→ **AIM OF THE EXERCISE**:
Copy, word for word, the lines of the records below that begin at the line containing "candle-body[interactable] [612, 170, 618, 173]" and end after the line containing "ao-bar[interactable] [180, 428, 186, 476]".

→ **Annotation data for visual layouts**:

════════════════

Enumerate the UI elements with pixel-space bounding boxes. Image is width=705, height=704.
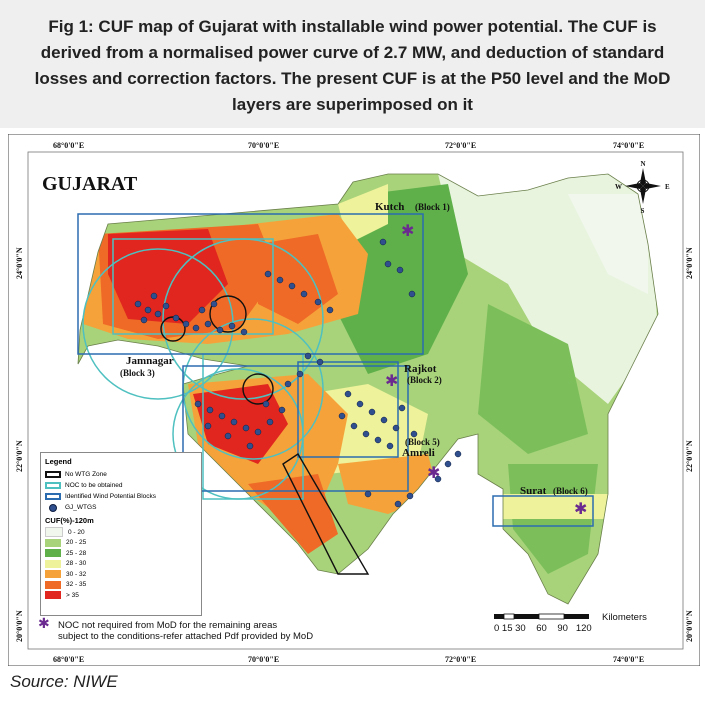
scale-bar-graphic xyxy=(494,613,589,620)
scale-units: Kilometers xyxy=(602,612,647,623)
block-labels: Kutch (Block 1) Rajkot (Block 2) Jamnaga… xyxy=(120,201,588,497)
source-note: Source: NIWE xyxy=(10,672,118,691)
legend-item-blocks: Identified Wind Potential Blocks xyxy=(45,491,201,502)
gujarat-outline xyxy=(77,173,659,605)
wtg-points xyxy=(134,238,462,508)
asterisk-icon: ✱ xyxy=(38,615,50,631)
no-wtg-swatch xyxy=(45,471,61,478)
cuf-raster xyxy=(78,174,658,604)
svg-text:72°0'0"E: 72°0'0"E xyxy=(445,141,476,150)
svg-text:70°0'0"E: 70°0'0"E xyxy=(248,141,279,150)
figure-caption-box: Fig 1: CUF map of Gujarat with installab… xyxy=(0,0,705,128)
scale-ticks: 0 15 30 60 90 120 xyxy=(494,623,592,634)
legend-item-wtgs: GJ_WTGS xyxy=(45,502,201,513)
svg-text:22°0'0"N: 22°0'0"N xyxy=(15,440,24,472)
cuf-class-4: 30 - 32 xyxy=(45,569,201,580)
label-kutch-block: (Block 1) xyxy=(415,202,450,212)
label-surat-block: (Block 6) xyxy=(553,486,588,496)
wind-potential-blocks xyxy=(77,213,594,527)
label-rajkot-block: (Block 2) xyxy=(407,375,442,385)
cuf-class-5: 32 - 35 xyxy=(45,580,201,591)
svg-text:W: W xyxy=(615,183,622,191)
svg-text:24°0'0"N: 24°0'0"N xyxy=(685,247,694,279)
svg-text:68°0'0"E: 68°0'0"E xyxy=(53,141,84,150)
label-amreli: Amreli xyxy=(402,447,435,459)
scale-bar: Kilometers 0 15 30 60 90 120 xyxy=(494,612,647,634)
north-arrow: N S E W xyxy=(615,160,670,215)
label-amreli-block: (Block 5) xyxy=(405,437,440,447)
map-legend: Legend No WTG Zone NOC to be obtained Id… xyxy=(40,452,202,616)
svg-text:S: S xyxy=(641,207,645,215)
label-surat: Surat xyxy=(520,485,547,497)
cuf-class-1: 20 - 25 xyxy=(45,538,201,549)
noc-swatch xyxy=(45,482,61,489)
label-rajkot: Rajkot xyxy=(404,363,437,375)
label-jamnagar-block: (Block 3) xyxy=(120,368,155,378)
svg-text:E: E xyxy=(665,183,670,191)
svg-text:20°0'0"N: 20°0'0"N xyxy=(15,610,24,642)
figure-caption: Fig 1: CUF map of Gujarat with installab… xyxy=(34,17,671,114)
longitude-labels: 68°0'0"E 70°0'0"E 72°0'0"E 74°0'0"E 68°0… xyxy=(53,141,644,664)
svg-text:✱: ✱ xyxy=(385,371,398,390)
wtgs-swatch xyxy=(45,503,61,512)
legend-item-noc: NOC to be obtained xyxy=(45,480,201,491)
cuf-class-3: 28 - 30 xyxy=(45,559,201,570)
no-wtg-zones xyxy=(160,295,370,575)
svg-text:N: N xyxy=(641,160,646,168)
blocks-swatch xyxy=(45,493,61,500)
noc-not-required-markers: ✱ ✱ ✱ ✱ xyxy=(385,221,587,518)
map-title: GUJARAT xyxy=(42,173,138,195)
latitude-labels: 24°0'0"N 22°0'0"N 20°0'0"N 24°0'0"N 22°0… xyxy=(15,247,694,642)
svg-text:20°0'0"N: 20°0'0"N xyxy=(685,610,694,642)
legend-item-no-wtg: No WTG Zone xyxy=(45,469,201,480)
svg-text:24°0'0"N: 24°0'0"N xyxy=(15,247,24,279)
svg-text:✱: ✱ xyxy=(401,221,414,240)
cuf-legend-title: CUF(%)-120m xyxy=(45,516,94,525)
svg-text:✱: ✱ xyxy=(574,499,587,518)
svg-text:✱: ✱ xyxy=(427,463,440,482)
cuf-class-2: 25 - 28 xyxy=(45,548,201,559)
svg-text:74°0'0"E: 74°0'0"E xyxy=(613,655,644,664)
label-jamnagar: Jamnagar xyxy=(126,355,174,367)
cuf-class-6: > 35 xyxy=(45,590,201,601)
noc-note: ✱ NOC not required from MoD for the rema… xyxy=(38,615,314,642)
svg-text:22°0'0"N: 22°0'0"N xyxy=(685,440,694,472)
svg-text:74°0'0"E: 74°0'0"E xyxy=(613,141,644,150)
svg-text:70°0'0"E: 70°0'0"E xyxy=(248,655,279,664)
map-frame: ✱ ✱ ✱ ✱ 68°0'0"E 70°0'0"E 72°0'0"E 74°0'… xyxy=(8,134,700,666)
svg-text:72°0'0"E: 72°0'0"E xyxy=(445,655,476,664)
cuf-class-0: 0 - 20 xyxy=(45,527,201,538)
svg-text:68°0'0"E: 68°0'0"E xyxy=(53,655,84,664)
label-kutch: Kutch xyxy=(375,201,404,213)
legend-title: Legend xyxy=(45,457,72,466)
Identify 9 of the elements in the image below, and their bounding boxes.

════════════════

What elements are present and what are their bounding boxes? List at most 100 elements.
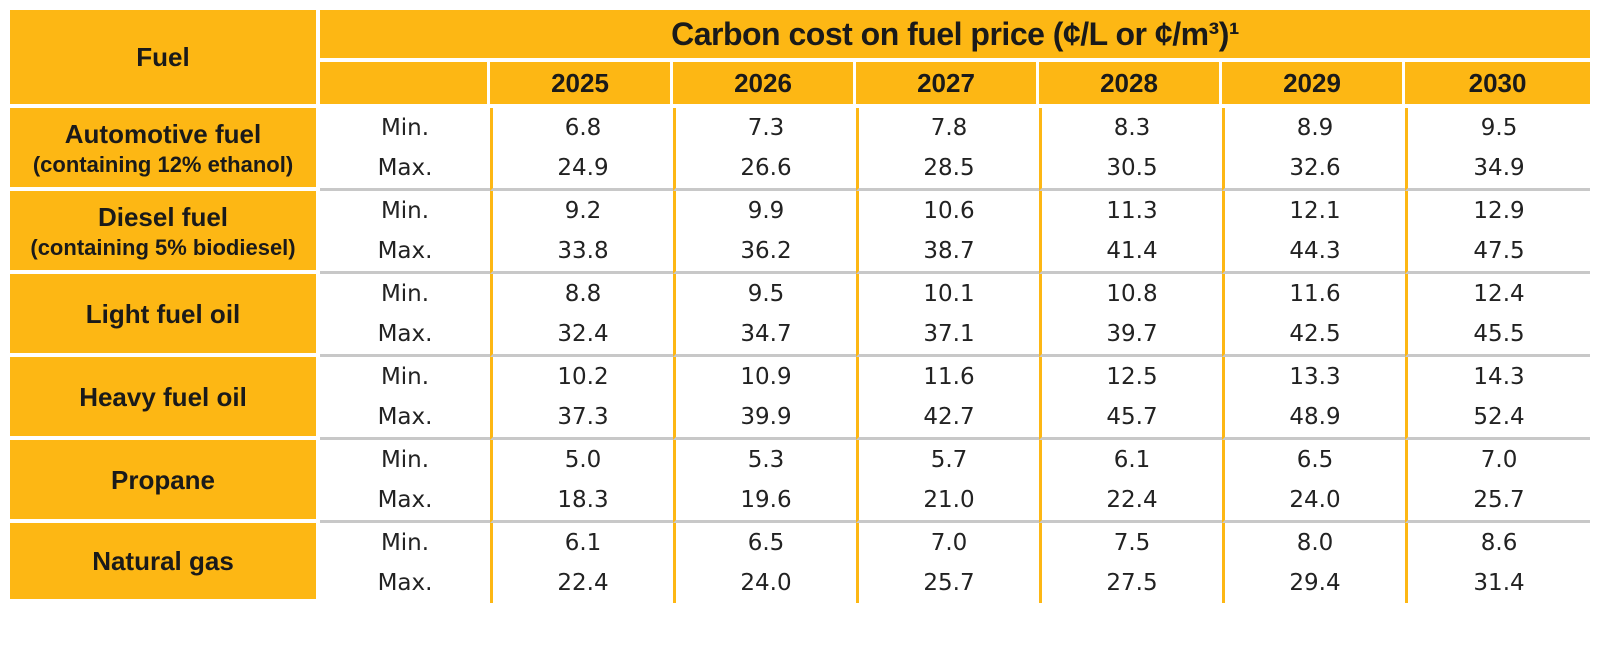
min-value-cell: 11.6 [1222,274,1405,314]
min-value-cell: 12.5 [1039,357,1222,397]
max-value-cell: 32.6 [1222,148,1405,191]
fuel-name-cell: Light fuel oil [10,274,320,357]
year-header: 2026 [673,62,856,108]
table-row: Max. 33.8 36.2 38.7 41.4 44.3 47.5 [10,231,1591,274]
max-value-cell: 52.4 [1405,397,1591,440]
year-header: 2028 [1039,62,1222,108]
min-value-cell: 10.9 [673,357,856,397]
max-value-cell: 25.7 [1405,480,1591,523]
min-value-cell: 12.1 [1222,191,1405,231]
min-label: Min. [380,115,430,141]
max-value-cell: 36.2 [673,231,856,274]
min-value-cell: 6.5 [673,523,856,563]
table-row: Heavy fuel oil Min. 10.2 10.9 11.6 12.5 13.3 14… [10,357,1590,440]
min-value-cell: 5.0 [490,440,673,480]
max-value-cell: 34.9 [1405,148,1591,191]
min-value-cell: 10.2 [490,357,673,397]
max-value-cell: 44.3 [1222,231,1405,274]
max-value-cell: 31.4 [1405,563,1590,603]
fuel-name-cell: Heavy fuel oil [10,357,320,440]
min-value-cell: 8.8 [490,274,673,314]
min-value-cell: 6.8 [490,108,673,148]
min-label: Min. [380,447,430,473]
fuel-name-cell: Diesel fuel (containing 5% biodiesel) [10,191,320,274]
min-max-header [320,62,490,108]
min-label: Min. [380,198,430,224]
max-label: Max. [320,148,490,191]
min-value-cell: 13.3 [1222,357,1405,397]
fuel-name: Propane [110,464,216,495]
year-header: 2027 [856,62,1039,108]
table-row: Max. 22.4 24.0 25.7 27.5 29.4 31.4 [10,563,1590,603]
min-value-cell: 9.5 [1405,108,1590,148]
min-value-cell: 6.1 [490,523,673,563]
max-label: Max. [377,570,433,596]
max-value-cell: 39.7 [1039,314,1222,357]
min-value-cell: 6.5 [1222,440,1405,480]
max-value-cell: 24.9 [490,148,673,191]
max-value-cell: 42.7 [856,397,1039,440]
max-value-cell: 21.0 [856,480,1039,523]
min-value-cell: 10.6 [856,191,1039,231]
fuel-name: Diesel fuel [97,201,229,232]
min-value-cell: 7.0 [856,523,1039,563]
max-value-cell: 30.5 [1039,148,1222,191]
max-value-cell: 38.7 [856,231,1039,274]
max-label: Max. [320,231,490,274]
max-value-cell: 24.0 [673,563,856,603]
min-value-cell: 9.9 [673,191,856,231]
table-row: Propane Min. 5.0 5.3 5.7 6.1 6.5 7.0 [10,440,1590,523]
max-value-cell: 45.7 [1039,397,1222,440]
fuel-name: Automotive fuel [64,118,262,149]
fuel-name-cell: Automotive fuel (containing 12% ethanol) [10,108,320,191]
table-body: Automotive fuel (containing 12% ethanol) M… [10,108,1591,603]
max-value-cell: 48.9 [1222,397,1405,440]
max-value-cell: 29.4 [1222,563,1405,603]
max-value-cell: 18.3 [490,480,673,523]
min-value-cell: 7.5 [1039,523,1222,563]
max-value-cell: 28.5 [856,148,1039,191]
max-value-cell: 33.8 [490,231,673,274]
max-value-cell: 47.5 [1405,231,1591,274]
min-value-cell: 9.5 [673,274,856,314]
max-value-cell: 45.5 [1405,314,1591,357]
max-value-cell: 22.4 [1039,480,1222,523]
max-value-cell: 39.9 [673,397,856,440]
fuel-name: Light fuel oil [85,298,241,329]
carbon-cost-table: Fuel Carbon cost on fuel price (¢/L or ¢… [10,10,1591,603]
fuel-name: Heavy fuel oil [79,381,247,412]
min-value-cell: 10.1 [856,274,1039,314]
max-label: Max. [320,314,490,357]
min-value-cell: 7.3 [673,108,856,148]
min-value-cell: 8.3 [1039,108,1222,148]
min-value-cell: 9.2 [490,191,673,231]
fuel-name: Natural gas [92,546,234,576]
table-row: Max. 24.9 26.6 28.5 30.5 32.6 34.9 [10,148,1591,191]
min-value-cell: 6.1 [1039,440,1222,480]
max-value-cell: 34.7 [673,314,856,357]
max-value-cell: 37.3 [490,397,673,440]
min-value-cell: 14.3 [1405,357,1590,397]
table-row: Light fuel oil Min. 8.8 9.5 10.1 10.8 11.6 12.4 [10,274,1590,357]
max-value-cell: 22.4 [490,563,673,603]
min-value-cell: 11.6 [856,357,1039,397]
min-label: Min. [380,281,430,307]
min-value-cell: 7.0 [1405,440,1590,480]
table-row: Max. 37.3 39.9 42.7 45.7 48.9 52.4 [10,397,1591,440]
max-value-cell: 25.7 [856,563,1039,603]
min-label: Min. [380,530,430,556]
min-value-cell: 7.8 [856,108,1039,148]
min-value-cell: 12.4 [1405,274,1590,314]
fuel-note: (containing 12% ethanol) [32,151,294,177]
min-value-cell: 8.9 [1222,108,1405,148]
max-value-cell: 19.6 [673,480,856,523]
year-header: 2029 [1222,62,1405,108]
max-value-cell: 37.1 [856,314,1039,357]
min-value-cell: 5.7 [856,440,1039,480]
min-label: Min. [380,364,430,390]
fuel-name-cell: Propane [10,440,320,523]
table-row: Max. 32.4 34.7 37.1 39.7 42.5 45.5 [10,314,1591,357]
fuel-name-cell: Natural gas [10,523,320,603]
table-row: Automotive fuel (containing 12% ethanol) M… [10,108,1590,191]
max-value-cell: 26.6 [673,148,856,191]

════════════════

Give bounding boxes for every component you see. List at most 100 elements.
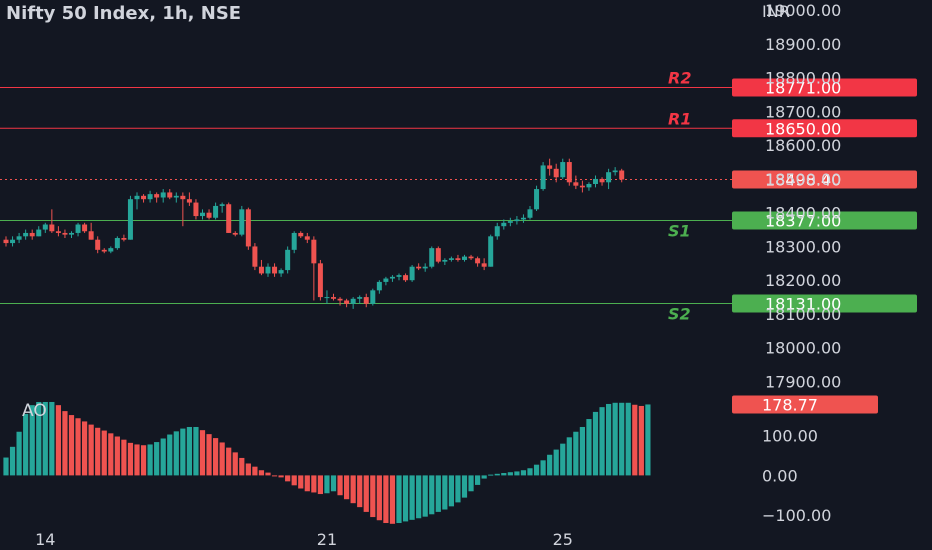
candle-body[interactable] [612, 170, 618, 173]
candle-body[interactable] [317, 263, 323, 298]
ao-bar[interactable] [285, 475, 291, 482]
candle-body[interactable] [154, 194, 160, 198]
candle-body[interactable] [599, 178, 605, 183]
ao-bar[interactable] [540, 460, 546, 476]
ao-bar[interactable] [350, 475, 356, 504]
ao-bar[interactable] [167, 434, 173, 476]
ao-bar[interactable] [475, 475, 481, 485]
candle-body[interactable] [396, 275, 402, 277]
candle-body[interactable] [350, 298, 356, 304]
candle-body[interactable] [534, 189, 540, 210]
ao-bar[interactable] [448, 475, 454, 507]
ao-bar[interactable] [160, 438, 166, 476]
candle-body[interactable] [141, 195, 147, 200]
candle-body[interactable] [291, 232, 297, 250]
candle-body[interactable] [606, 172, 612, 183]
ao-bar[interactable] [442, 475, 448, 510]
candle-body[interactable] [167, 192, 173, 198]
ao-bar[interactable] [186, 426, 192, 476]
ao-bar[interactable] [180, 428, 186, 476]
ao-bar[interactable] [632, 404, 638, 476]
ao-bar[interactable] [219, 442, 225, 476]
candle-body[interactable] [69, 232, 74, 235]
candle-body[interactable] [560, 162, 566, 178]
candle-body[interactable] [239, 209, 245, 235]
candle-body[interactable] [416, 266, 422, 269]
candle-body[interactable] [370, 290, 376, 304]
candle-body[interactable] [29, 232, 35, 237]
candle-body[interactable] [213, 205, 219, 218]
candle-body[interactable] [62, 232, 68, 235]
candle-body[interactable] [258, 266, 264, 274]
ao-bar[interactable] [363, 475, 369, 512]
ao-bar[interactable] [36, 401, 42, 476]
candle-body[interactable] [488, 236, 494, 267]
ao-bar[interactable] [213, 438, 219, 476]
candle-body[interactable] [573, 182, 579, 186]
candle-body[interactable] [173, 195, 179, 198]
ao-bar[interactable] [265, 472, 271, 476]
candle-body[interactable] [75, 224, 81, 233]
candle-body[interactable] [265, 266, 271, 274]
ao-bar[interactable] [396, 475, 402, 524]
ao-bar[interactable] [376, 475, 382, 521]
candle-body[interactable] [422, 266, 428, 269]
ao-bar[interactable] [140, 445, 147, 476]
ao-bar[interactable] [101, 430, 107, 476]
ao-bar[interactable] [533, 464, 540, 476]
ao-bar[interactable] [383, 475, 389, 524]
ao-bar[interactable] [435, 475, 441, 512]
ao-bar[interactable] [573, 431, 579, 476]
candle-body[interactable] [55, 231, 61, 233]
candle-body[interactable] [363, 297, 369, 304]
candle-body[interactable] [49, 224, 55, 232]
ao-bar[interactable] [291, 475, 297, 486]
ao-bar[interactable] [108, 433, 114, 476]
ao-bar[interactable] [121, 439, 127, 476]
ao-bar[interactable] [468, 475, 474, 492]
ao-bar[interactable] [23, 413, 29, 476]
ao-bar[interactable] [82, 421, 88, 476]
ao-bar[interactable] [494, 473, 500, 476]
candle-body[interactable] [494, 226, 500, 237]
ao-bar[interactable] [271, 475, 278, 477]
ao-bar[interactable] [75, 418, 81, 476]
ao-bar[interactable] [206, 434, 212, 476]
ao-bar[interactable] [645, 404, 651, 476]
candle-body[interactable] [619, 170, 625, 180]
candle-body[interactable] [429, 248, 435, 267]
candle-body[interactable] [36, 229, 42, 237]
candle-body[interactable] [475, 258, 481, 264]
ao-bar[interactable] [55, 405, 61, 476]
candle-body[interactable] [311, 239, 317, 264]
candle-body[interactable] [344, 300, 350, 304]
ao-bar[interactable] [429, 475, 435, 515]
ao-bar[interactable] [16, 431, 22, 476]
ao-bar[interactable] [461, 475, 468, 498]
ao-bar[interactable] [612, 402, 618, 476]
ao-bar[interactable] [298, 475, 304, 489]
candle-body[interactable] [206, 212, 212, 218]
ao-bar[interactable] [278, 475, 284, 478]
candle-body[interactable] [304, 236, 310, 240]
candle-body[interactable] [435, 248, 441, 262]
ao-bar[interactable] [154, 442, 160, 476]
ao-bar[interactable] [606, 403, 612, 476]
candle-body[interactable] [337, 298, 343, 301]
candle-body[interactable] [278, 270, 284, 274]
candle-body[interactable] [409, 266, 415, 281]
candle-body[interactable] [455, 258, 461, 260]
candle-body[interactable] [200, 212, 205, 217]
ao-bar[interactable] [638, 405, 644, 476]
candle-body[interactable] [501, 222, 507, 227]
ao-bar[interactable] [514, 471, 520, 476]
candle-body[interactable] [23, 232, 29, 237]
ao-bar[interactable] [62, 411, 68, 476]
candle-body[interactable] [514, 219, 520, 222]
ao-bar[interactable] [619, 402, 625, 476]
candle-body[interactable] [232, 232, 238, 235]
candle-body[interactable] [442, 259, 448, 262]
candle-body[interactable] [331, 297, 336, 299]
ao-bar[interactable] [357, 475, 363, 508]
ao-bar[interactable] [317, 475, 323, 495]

════════════════

→ **RESPONSE TO THE TASK**:
candle-body[interactable] [612, 170, 618, 173]
candle-body[interactable] [317, 263, 323, 298]
ao-bar[interactable] [285, 475, 291, 482]
candle-body[interactable] [154, 194, 160, 198]
candle-body[interactable] [599, 178, 605, 183]
ao-bar[interactable] [540, 460, 546, 476]
ao-bar[interactable] [350, 475, 356, 504]
ao-bar[interactable] [167, 434, 173, 476]
ao-bar[interactable] [475, 475, 481, 485]
candle-body[interactable] [396, 275, 402, 277]
candle-body[interactable] [350, 298, 356, 304]
candle-body[interactable] [534, 189, 540, 210]
ao-bar[interactable] [448, 475, 454, 507]
ao-bar[interactable] [160, 438, 166, 476]
candle-body[interactable] [141, 195, 147, 200]
candle-body[interactable] [291, 232, 297, 250]
candle-body[interactable] [606, 172, 612, 183]
ao-bar[interactable] [442, 475, 448, 510]
candle-body[interactable] [167, 192, 173, 198]
ao-bar[interactable] [186, 426, 192, 476]
ao-bar[interactable] [180, 428, 186, 476]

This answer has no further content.